#### ENTRIES SHOWN:
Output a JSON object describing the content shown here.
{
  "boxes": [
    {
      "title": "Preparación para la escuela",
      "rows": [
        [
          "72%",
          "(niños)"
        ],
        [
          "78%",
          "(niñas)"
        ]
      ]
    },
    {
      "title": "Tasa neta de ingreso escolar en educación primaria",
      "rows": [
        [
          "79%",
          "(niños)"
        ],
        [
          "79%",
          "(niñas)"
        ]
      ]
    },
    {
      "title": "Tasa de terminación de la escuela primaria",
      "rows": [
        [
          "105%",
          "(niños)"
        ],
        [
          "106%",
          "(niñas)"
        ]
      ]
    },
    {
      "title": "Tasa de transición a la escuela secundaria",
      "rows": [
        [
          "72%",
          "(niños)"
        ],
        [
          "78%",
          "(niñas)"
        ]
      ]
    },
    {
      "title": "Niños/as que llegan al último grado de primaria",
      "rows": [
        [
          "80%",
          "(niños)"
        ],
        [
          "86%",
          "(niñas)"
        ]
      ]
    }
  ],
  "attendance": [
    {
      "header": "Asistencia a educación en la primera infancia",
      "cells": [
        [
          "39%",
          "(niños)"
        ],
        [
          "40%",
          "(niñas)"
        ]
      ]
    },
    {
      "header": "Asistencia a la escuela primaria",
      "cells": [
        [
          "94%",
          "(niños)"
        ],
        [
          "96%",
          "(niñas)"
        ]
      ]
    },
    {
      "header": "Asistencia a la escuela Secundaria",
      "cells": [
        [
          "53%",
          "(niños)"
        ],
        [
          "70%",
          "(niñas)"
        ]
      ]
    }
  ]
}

#### TASK GOAL:
Extract each record, keeping it identical to the original.

#### SOLUTION TO THIS PROBLEM:
Output a JSON object describing the content shown here.
{
  "boxes": [
    {
      "title": "Preparación para la escuela",
      "rows": [
        [
          "72%",
          "(niños)"
        ],
        [
          "78%",
          "(niñas)"
        ]
      ]
    },
    {
      "title": "Tasa neta de ingreso escolar en educación primaria",
      "rows": [
        [
          "79%",
          "(niños)"
        ],
        [
          "79%",
          "(niñas)"
        ]
      ]
    },
    {
      "title": "Tasa de terminación de la escuela primaria",
      "rows": [
        [
          "105%",
          "(niños)"
        ],
        [
          "106%",
          "(niñas)"
        ]
      ]
    },
    {
      "title": "Tasa de transición a la escuela secundaria",
      "rows": [
        [
          "72%",
          "(niños)"
        ],
        [
          "78%",
          "(niñas)"
        ]
      ]
    },
    {
      "title": "Niños/as que llegan al último grado de primaria",
      "rows": [
        [
          "80%",
          "(niños)"
        ],
        [
          "86%",
          "(niñas)"
        ]
      ]
    }
  ],
  "attendance": [
    {
      "header": "Asistencia a educación en la primera infancia",
      "cells": [
        [
          "39%",
          "(niños)"
        ],
        [
          "40%",
          "(niñas)"
        ]
      ]
    },
    {
      "header": "Asistencia a la escuela primaria",
      "cells": [
        [
          "94%",
          "(niños)"
        ],
        [
          "96%",
          "(niñas)"
        ]
      ]
    },
    {
      "header": "Asistencia a la escuela Secundaria",
      "cells": [
        [
          "53%",
          "(niños)"
        ],
        [
          "70%",
          "(niñas)"
        ]
      ]
    }
  ]
}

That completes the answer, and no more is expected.